Exercise.
In the entries below, how many lines hold the string "name"? Give only the number.

Dataset.
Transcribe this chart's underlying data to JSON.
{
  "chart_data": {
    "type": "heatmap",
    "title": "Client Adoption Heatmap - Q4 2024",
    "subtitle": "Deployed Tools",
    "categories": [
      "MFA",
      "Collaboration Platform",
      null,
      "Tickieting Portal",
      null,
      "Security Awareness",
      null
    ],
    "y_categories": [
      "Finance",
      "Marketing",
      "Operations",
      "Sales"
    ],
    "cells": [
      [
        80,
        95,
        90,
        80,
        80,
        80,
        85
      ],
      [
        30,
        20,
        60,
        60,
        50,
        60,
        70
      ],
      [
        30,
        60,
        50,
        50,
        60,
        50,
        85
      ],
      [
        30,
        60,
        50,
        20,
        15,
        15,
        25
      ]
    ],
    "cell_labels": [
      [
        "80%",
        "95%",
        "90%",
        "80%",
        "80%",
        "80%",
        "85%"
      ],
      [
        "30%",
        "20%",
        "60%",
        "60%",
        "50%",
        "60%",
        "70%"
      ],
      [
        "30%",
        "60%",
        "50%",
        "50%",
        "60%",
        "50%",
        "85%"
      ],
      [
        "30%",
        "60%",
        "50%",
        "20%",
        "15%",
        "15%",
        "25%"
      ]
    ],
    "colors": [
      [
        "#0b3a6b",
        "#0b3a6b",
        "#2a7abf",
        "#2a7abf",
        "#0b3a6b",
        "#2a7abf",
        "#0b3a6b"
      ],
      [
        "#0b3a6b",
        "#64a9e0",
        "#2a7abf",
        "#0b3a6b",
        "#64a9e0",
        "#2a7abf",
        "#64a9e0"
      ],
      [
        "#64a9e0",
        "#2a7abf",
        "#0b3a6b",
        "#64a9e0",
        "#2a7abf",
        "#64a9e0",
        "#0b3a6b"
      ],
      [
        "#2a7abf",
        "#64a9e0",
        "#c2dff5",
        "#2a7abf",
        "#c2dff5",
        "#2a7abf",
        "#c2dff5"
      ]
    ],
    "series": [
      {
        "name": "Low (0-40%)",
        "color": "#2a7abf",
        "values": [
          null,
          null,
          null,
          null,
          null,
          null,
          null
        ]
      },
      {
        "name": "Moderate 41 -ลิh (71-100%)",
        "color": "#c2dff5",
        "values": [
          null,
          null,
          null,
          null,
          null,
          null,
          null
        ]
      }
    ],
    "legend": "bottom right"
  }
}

Written solution.
2